I’ve discovered a trend emerging with the books I’ve written to date for Harlequin Romance. My first book hinted at child abuse, my second book revolves around stem-cell technologies and male sterility, my third story features a stalked heroine, my fourth a tattooed, emotionally abused heroine and a hero with PTSD, my fifth relates to substance abuse, my sixth emotional and physical scarring resulting from trauma and my seventh—just recently finished—which was supposed to be my attempt at lightness pits a crusading greenie against the man who thinks she cause his father’s suicide.
Turns out I’m an issues-author. Who knew!
Of course they’re all romances first and foremost and I would hope that the issues are no more prominent than the nature settings which I try to apply with a conservative hand. I meant to be a nature-based author—that’s one hundred percent intentional—but the stories that keep pouring out of me are also touching on some of our most pressing social issues today. And it’s not always conscious. I guess I just find the challenges that people live with and overcome interesting and a naturally fertile place for love stories to grow.

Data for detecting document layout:
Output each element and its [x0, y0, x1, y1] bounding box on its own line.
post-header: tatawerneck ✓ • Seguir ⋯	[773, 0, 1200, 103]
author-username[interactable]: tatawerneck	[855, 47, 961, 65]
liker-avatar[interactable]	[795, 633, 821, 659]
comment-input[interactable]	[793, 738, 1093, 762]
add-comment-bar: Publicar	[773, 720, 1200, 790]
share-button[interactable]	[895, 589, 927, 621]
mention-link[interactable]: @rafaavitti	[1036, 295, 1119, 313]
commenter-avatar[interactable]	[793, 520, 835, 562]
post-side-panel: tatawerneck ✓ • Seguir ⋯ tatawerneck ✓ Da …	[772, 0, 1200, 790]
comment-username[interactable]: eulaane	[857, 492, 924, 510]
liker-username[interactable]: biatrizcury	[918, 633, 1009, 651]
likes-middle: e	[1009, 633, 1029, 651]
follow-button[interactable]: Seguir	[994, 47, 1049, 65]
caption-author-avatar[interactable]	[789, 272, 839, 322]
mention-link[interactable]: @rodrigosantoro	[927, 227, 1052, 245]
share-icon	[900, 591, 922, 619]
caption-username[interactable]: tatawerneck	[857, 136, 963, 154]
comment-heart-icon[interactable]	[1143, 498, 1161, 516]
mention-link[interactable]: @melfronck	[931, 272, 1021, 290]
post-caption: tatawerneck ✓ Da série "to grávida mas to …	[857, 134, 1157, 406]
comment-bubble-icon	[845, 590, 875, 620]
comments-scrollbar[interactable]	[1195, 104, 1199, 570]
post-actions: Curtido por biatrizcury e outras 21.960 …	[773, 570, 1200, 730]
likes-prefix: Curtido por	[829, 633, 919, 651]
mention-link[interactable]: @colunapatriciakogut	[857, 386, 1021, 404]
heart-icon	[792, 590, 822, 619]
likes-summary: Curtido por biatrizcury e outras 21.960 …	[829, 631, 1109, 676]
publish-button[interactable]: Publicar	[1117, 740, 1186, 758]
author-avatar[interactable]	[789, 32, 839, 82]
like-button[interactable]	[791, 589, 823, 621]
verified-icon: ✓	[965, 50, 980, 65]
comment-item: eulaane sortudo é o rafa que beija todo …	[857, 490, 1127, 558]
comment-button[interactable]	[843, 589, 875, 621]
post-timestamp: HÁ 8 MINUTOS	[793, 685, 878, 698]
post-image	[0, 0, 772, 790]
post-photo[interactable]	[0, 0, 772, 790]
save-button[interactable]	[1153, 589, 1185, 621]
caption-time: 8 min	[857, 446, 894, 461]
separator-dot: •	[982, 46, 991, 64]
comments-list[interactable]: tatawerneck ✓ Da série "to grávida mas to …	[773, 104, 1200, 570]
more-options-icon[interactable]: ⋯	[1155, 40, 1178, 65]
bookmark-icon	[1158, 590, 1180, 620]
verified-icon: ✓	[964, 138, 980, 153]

- **Work to complete**:
From the passage about the Harlequin Romance books, repeat word for word the part that opens with the words containing "I’ve discovered a" and closes with "his father’s suicide.". The listing has no connection to the passage about the Harlequin Romance books.

- **Finished task**:
I’ve discovered a trend emerging with the books I’ve written to date for Harlequin Romance. My first book hinted at child abuse, my second book revolves around stem-cell technologies and male sterility, my third story features a stalked heroine, my fourth a tattooed, emotionally abused heroine and a hero with PTSD, my fifth relates to substance abuse, my sixth emotional and physical scarring resulting from trauma and my seventh—just recently finished—which was supposed to be my attempt at lightness pits a crusading greenie against the man who thinks she cause his father’s suicide.